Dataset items
╔══

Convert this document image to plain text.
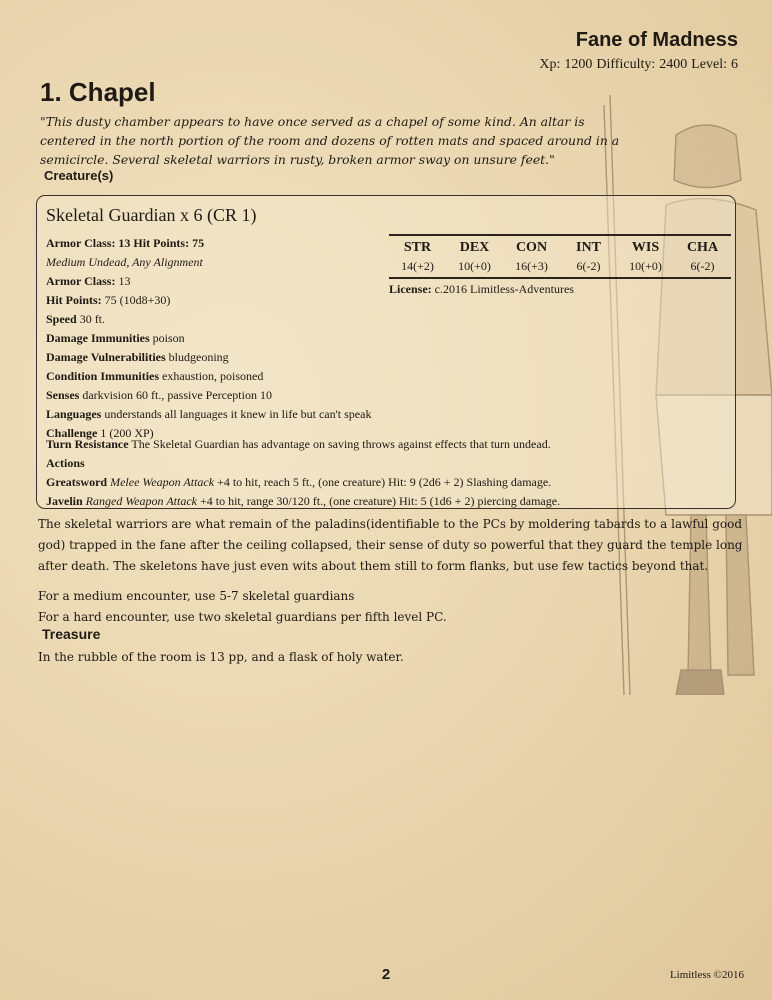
Fane of Madness
Xp: 1200 Difficulty: 2400 Level: 6
1. Chapel

"This dusty chamber appears to have once served as a chapel of some kind. An altar is centered in the north portion of the room and dozens of rotten mats and spaced around in a semicircle. Several skeletal warriors in rusty, broken armor sway on unsure feet."

Creature(s)
Skeletal Guardian x 6 (CR 1)
Armor Class: 13 Hit Points: 75
Medium Undead, Any Alignment
Armor Class: 13
Hit Points: 75 (10d8+30)
Speed 30 ft.
Damage Immunities poison
Damage Vulnerabilities bludgeoning
Condition Immunities exhaustion, poisoned
Senses darkvision 60 ft., passive Perception 10
Languages understands all languages it knew in life but can't speak
Challenge 1 (200 XP)
STR	DEX	CON	INT	WIS	CHA
14(+2)	10(+0)	16(+3)	6(-2)	10(+0)	6(-2)
License: c.2016 Limitless-Adventures
Turn Resistance The Skeletal Guardian has advantage on saving throws against effects that turn undead.
Actions
Greatsword Melee Weapon Attack +4 to hit, reach 5 ft., (one creature) Hit: 9 (2d6 + 2) Slashing damage.
Javelin Ranged Weapon Attack +4 to hit, range 30/120 ft., (one creature) Hit: 5 (1d6 + 2) piercing damage.

The skeletal warriors are what remain of the paladins(identifiable to the PCs by moldering tabards to a lawful good god) trapped in the fane after the ceiling collapsed, their sense of duty so powerful that they guard the temple long after death. The skeletons have just even wits about them still to form flanks, but use few tactics beyond that.

For a medium encounter, use 5-7 skeletal guardians
For a hard encounter, use two skeletal guardians per fifth level PC.
Treasure

In the rubble of the room is 13 pp, and a flask of holy water.

2	Limitless ©2016
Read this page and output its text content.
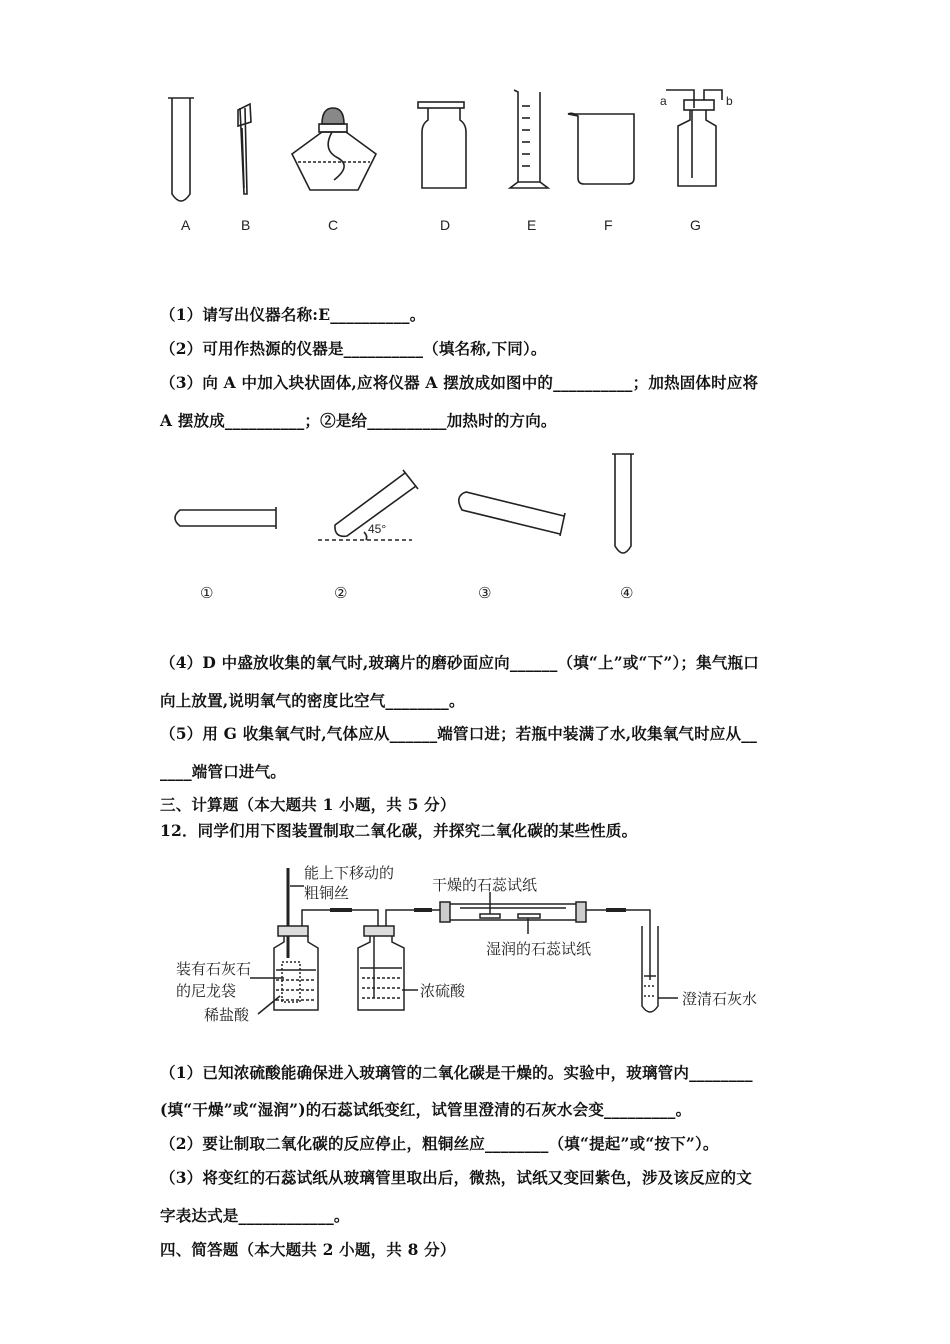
a	b
A	B	C	D	E	F	G
（1）请写出仪器名称:E__________。
（2）可用作热源的仪器是__________（填名称,下同）。
（3）向 A 中加入块状固体,应将仪器 A 摆放成如图中的__________；加热固体时应将
A 摆放成__________；②是给__________加热时的方向。
45°
①	②	③	④
（4）D 中盛放收集的氧气时,玻璃片的磨砂面应向______（填“上”或“下”）；集气瓶口
向上放置,说明氧气的密度比空气________。
（5）用 G 收集氧气时,气体应从______端管口进；若瓶中装满了水,收集氧气时应从__
____端管口进气。
三、计算题（本大题共 1 小题，共 5 分）
12．同学们用下图装置制取二氧化碳，并探究二氧化碳的某些性质。
能上下移动的
粗铜丝	干燥的石蕊试纸
湿润的石蕊试纸
装有石灰石
的尼龙袋
稀盐酸
浓硫酸	澄清石灰水
（1）已知浓硫酸能确保进入玻璃管的二氧化碳是干燥的。实验中，玻璃管内________
(填“干燥”或“湿润”)的石蕊试纸变红，试管里澄清的石灰水会变_________。
（2）要让制取二氧化碳的反应停止，粗铜丝应________（填“提起”或“按下”）。
（3）将变红的石蕊试纸从玻璃管里取出后，微热，试纸又变回紫色，涉及该反应的文
字表达式是____________。
四、简答题（本大题共 2 小题，共 8 分）
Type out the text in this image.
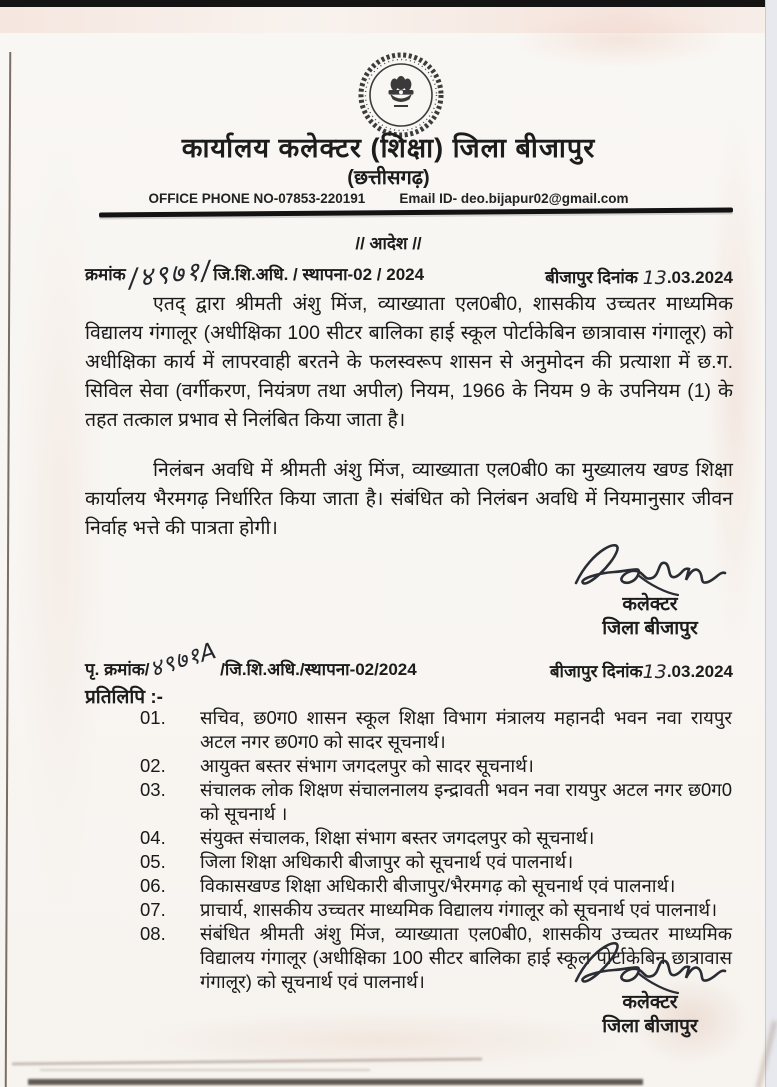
कार्यालय कलेक्टर (शिक्षा) जिला बीजापुर
(छत्तीसगढ़)
OFFICE PHONE NO-07853-220191	Email ID- deo.bijapur02@gmail.com
// आदेश //
क्रमांक/४९७१/जि.शि.अधि. / स्थापना-02 / 2024	बीजापुर दिनांक 13.03.2024
एतद् द्वारा श्रीमती अंशु मिंज, व्याख्याता एल0बी0, शासकीय उच्चतर माध्यमिक विद्यालय गंगालूर (अधीक्षिका 100 सीटर बालिका हाई स्कूल पोर्टाकेबिन छात्रावास गंगालूर) को अधीक्षिका कार्य में लापरवाही बरतने के फलस्वरूप शासन से अनुमोदन की प्रत्याशा में छ.ग. सिविल सेवा (वर्गीकरण, नियंत्रण तथा अपील) नियम, 1966 के नियम 9 के उपनियम (1) के तहत तत्काल प्रभाव से निलंबित किया जाता है।
निलंबन अवधि में श्रीमती अंशु मिंज, व्याख्याता एल0बी0 का मुख्यालय खण्ड शिक्षा कार्यालय भैरमगढ़ निर्धारित किया जाता है। संबंधित को निलंबन अवधि में नियमानुसार जीवन निर्वाह भत्ते की पात्रता होगी।
कलेक्टर
जिला बीजापुर
पृ. क्रमांक/४९७१A/जि.शि.अधि./स्थापना-02/2024	बीजापुर दिनांक13.03.2024
प्रतिलिपि :-
01.	सचिव, छ0ग0 शासन स्कूल शिक्षा विभाग मंत्रालय महानदी भवन नवा रायपुर अटल नगर छ0ग0 को सादर सूचनार्थ।
02.	आयुक्त बस्तर संभाग जगदलपुर को सादर सूचनार्थ।
03.	संचालक लोक शिक्षण संचालनालय इन्द्रावती भवन नवा रायपुर अटल नगर छ0ग0 को सूचनार्थ ।
04.	संयुक्त संचालक, शिक्षा संभाग बस्तर जगदलपुर को सूचनार्थ।
05.	जिला शिक्षा अधिकारी बीजापुर को सूचनार्थ एवं पालनार्थ।
06.	विकासखण्ड शिक्षा अधिकारी बीजापुर/भैरमगढ़ को सूचनार्थ एवं पालनार्थ।
07.	प्राचार्य, शासकीय उच्चतर माध्यमिक विद्यालय गंगालूर को सूचनार्थ एवं पालनार्थ।
08.	संबंधित श्रीमती अंशु मिंज, व्याख्याता एल0बी0, शासकीय उच्चतर माध्यमिक विद्यालय गंगालूर (अधीक्षिका 100 सीटर बालिका हाई स्कूल पोर्टाकेबिन छात्रावास गंगालूर) को सूचनार्थ एवं पालनार्थ।
कलेक्टर
जिला बीजापुर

╚══

Gather up, from the records above, each line where the word "Points" appears.

> [Result]
Armor Class: 13 Hit Points: 75
Hit Points: 75 (10d8+30)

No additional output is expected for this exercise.